EXERCISE: Lay out the lines from the one containing "534, 624, 542]" through the end of the records, inclusive, as a Markdown table with the columns Row and Line, numbering each row and omitting blank lines.

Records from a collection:
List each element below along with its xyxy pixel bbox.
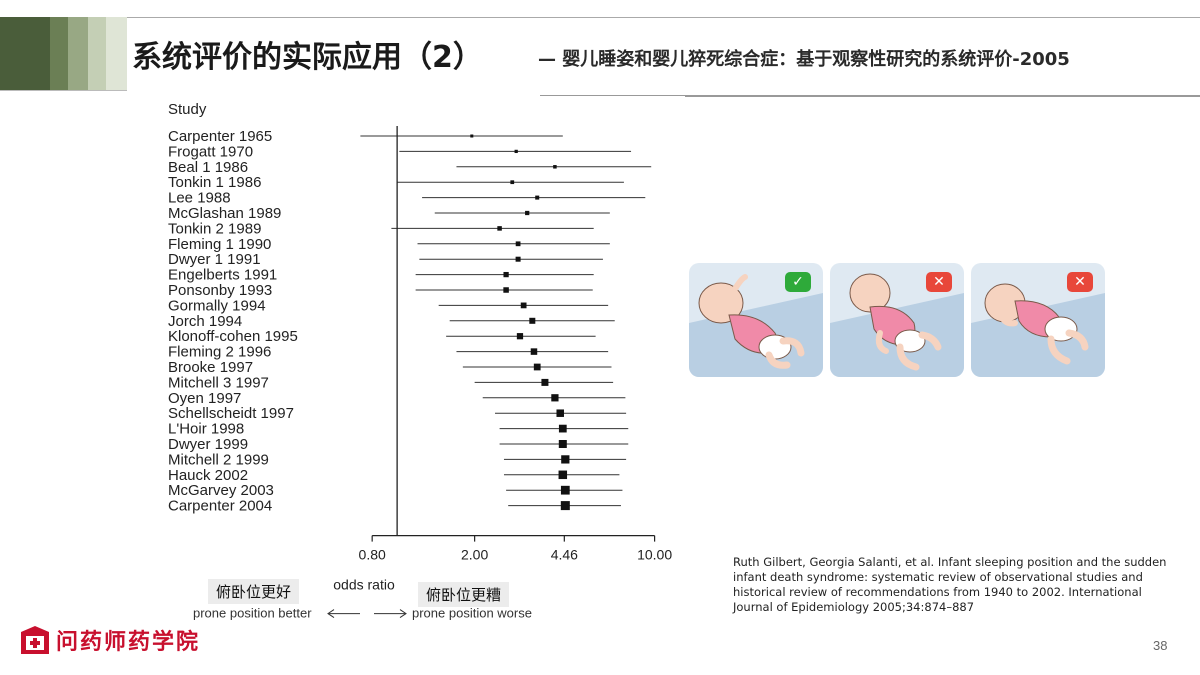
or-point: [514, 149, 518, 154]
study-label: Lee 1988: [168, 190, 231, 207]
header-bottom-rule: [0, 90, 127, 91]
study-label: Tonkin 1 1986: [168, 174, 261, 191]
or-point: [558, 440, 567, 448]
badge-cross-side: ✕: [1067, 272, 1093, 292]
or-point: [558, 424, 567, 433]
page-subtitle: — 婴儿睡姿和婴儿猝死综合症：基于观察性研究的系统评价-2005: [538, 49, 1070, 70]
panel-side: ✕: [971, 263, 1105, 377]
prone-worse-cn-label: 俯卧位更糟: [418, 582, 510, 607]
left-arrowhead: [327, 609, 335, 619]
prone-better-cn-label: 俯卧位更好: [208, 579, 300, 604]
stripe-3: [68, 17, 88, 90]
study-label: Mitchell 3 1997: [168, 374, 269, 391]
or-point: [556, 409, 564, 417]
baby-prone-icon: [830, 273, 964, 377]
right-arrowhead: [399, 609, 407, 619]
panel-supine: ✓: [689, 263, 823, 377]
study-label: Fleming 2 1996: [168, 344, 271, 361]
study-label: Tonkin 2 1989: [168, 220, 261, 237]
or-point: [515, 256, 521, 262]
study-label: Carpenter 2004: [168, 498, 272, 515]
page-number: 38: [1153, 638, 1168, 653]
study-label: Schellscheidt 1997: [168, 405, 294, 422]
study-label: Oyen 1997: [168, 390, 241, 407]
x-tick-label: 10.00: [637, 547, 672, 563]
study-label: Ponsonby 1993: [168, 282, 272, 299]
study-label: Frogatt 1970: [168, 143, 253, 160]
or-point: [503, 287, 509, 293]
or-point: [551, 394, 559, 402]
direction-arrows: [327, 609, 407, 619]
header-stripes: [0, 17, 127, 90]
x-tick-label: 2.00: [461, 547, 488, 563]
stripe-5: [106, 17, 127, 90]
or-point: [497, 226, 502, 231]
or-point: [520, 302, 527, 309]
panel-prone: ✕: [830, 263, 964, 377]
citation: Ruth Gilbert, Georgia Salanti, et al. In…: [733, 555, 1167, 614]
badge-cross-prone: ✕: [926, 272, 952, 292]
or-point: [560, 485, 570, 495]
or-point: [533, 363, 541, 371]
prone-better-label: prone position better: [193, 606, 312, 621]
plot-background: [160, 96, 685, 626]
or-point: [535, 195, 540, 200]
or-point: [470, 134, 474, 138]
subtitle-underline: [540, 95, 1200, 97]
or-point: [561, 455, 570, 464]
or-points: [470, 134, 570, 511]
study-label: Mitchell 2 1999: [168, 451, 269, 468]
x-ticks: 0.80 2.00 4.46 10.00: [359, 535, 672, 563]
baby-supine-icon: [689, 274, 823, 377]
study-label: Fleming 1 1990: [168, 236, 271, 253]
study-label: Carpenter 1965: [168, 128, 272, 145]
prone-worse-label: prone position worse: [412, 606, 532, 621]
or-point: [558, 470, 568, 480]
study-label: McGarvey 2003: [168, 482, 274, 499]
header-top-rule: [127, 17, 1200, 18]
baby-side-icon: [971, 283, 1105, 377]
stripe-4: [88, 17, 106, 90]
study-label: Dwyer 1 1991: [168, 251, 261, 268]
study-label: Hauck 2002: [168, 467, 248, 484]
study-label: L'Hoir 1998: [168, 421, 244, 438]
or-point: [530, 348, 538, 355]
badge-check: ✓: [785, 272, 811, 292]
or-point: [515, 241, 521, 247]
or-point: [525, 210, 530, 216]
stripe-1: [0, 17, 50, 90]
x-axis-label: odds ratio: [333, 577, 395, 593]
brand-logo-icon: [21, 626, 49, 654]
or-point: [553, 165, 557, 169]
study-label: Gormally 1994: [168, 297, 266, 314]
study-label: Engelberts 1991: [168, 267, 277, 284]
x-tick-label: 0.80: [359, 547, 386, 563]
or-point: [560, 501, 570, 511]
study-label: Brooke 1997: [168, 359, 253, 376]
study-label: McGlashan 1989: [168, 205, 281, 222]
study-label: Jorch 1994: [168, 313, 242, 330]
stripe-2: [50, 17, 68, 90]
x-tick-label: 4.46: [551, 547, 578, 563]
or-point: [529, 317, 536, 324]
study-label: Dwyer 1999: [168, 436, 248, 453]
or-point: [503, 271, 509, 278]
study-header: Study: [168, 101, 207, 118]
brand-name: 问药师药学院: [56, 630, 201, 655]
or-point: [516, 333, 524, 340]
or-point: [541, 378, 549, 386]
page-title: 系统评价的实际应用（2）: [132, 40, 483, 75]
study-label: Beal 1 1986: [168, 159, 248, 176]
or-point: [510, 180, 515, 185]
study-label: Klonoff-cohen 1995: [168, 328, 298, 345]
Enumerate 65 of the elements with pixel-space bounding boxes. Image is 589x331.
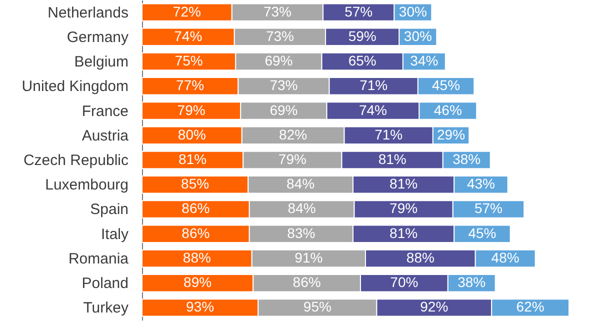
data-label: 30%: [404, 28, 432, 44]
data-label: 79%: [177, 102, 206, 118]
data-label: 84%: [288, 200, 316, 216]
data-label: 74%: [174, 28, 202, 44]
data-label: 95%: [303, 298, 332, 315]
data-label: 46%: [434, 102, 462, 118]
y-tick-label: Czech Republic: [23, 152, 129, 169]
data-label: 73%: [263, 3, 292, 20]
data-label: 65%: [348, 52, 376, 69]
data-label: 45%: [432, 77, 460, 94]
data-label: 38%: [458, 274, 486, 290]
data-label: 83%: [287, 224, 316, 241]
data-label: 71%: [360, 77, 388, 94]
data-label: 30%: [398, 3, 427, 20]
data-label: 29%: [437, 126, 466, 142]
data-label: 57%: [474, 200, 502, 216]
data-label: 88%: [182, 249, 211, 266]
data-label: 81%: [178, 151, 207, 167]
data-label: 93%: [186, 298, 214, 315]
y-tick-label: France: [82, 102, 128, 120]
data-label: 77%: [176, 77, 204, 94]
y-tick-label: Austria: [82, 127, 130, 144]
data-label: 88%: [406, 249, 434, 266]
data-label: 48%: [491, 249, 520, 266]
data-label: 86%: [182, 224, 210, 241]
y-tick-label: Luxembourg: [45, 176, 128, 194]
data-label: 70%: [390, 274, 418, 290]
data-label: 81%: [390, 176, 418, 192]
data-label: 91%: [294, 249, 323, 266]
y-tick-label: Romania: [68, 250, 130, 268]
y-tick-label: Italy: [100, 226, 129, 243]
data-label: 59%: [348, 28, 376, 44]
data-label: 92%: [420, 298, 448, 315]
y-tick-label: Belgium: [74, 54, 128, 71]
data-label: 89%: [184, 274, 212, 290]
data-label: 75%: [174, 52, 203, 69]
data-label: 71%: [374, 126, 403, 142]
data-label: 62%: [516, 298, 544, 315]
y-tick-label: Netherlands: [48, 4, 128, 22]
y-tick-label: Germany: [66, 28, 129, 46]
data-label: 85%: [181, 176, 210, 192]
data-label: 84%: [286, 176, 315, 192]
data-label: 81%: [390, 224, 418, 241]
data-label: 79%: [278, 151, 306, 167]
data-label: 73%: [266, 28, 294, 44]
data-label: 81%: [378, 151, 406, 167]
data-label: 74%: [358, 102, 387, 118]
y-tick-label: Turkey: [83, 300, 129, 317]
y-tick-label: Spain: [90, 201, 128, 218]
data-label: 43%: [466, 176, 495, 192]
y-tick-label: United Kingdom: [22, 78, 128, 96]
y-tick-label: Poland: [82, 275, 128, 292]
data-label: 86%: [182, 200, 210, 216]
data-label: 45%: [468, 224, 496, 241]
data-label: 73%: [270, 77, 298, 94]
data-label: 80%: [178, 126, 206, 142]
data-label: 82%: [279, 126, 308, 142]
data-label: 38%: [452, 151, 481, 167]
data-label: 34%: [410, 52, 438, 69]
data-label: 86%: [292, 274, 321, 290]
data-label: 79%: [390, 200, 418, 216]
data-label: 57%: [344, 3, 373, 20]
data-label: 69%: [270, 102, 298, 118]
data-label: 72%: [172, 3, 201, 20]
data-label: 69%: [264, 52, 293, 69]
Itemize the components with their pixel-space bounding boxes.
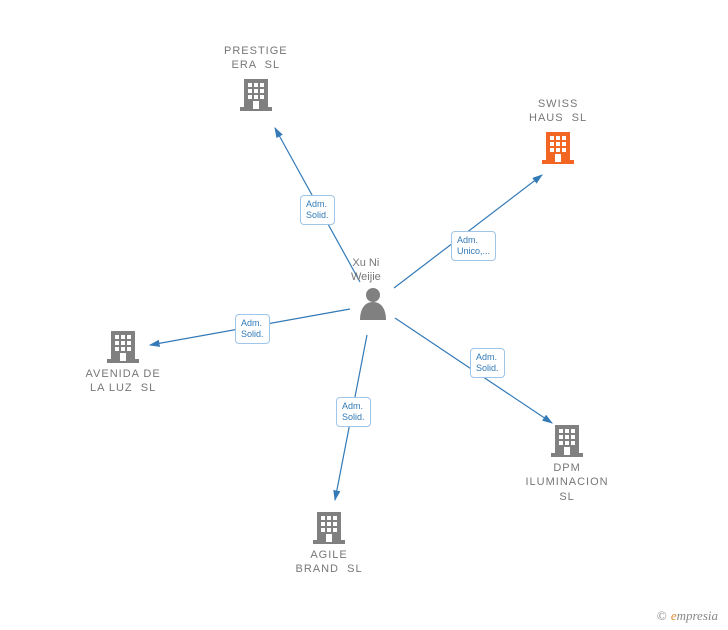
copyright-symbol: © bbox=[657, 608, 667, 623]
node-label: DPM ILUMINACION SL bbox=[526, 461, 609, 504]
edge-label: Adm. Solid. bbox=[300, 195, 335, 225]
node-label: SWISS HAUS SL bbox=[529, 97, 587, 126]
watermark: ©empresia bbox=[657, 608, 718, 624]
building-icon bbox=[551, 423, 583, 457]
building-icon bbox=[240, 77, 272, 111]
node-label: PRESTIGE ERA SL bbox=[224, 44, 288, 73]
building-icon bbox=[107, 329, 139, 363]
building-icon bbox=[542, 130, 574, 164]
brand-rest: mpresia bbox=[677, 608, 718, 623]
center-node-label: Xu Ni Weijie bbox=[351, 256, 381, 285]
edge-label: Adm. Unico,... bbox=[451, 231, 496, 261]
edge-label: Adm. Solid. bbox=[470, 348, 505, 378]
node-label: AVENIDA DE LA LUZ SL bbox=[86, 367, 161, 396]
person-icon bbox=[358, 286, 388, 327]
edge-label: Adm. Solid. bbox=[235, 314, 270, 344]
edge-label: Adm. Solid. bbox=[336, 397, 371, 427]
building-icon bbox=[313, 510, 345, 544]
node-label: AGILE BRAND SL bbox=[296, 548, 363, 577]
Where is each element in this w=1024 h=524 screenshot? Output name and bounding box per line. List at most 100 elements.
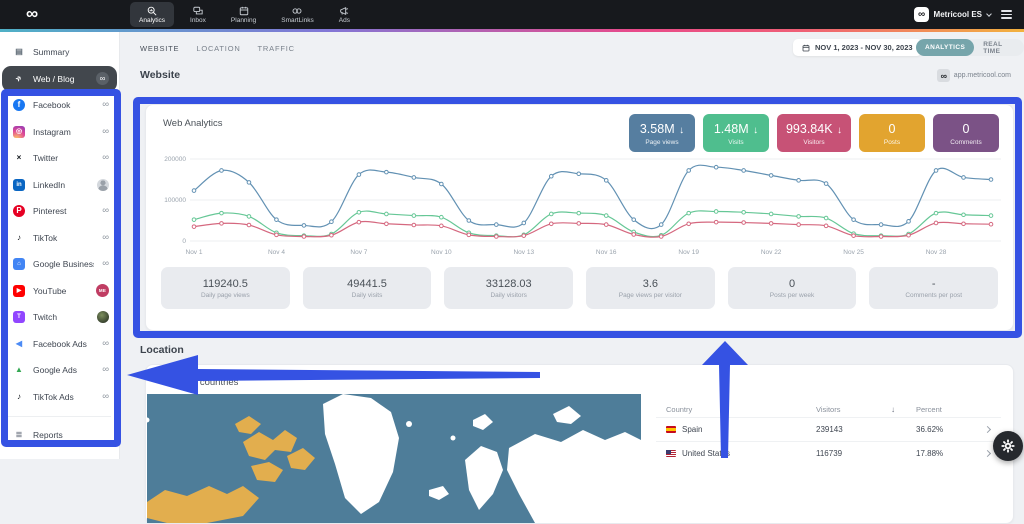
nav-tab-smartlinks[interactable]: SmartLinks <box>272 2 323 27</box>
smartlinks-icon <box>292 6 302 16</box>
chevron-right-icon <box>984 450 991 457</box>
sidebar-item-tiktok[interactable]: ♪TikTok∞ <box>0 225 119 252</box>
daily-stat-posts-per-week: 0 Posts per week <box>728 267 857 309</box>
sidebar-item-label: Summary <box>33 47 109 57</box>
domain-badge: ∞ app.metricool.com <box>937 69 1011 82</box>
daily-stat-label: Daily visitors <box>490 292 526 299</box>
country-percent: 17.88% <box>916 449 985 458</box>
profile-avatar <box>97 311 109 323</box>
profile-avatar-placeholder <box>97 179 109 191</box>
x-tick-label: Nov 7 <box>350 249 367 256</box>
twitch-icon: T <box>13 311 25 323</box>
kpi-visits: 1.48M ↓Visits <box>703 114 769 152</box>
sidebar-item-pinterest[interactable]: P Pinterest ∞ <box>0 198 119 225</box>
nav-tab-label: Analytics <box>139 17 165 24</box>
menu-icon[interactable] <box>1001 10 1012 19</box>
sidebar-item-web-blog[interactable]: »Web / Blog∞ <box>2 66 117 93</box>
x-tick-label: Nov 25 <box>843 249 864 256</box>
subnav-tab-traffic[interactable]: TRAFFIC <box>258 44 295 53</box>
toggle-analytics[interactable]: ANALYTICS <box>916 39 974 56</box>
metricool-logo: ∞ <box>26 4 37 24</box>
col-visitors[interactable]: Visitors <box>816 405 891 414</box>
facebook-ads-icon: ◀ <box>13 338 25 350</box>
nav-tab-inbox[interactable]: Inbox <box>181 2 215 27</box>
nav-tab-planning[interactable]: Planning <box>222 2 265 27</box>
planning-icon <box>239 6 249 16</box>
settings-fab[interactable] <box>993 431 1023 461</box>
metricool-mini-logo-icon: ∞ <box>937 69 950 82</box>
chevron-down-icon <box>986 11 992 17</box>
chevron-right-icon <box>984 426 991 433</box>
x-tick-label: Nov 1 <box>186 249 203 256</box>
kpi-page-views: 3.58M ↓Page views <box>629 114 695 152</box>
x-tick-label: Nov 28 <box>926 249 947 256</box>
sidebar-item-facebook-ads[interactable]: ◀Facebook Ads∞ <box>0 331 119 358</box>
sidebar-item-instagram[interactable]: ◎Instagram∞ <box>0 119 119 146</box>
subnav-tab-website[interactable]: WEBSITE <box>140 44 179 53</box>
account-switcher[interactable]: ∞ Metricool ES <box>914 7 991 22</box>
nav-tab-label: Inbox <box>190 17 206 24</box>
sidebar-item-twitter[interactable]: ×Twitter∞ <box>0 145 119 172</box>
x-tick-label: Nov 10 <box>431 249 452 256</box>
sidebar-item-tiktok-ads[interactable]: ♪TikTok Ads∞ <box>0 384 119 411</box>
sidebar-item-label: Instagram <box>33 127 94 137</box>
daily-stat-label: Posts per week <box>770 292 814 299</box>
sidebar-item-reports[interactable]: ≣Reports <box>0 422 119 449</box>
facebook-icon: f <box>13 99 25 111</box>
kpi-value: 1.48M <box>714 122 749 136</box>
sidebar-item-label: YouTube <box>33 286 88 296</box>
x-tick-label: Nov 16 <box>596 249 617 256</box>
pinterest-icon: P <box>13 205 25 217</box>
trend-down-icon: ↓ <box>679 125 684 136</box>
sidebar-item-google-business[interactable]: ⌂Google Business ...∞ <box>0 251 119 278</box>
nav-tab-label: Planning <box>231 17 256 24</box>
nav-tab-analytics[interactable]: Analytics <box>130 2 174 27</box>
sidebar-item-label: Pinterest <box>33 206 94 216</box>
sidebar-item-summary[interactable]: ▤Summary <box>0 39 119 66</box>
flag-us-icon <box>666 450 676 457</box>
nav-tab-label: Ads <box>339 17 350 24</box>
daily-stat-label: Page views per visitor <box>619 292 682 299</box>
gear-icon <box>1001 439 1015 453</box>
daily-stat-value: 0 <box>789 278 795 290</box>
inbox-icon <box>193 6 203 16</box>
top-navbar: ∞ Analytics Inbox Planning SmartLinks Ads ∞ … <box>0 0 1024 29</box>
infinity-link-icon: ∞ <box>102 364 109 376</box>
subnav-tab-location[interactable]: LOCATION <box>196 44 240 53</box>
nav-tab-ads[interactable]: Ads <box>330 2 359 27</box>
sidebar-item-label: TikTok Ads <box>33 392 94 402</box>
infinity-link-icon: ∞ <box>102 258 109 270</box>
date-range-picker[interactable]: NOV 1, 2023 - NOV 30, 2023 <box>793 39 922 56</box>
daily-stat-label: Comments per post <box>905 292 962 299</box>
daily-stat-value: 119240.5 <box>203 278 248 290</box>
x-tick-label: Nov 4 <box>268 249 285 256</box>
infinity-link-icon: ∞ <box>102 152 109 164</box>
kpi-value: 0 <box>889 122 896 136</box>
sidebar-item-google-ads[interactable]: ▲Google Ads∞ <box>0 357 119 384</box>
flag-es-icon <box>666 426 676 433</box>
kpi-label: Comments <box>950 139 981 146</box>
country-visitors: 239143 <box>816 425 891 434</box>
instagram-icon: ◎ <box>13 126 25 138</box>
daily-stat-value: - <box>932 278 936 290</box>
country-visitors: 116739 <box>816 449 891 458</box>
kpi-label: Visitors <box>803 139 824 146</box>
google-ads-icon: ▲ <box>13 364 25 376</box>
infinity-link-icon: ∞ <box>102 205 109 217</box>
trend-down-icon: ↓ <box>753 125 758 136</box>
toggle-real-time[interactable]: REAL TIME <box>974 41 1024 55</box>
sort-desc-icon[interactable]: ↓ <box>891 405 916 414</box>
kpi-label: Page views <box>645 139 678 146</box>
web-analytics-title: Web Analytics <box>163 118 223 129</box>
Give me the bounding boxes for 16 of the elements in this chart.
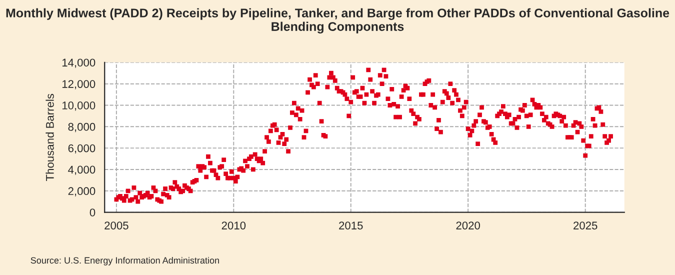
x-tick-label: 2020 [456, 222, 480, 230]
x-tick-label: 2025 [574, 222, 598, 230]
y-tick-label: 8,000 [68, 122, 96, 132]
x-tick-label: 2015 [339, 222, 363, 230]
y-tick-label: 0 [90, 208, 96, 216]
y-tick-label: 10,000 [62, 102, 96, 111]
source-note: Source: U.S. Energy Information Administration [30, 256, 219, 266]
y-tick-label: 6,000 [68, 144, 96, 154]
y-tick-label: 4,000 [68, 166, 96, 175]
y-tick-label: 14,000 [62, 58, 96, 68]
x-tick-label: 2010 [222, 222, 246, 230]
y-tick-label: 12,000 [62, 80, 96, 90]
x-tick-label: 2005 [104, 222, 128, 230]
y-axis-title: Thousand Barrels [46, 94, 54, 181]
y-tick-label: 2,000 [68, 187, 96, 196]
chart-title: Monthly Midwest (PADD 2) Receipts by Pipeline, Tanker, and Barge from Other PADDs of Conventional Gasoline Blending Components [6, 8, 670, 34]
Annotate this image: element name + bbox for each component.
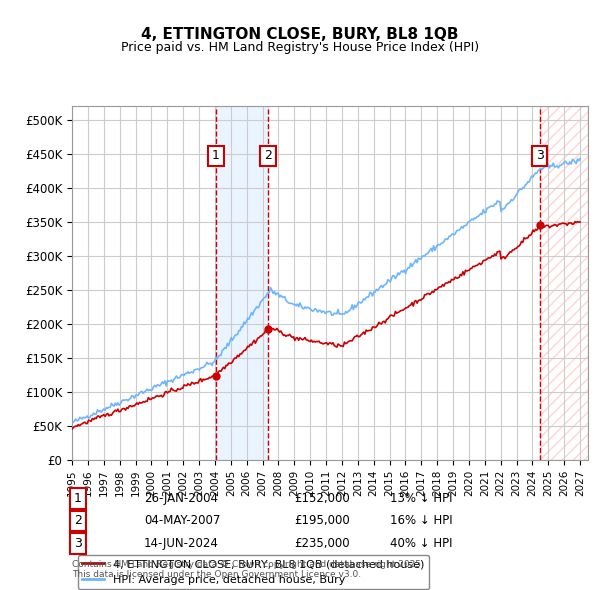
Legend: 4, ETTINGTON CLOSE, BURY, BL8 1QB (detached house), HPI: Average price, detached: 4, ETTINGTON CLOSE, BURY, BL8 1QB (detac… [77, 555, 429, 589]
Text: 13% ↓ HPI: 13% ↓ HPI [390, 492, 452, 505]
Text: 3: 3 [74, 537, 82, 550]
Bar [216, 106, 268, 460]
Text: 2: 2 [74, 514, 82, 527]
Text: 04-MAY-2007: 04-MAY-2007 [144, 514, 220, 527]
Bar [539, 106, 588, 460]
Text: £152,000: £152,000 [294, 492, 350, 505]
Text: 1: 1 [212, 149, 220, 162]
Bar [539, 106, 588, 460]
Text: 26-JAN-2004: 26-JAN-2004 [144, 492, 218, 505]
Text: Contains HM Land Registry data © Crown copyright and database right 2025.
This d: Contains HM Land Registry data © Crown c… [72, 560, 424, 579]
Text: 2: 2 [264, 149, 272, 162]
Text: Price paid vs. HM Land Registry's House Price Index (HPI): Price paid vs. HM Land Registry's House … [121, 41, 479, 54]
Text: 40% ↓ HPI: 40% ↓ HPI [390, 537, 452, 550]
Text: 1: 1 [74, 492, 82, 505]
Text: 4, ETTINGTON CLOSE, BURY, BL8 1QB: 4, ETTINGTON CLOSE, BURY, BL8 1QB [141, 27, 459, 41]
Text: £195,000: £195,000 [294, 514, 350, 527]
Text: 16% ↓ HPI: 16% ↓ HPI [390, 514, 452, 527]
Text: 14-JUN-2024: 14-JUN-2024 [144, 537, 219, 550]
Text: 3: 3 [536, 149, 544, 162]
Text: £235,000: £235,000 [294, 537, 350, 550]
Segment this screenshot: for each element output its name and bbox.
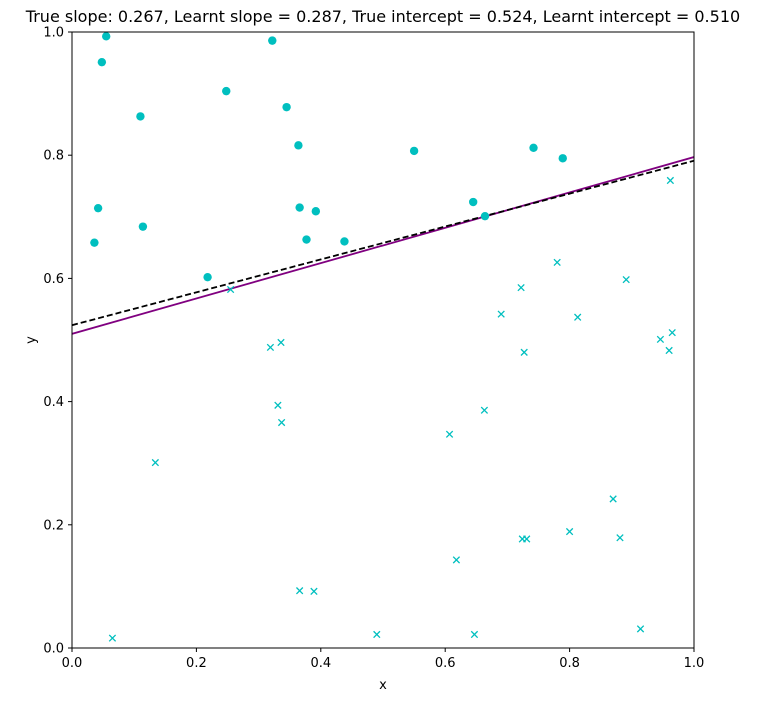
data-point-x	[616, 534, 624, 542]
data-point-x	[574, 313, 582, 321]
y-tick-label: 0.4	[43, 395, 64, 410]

TASK SOLUTION:
| Row | Line |
|---|---|
| 1 | data-point-x	[616, 534, 624, 542] |
| 2 | data-point-x	[574, 313, 582, 321] |
| 3 | y-tick-label: 0.4	[43, 395, 64, 410] |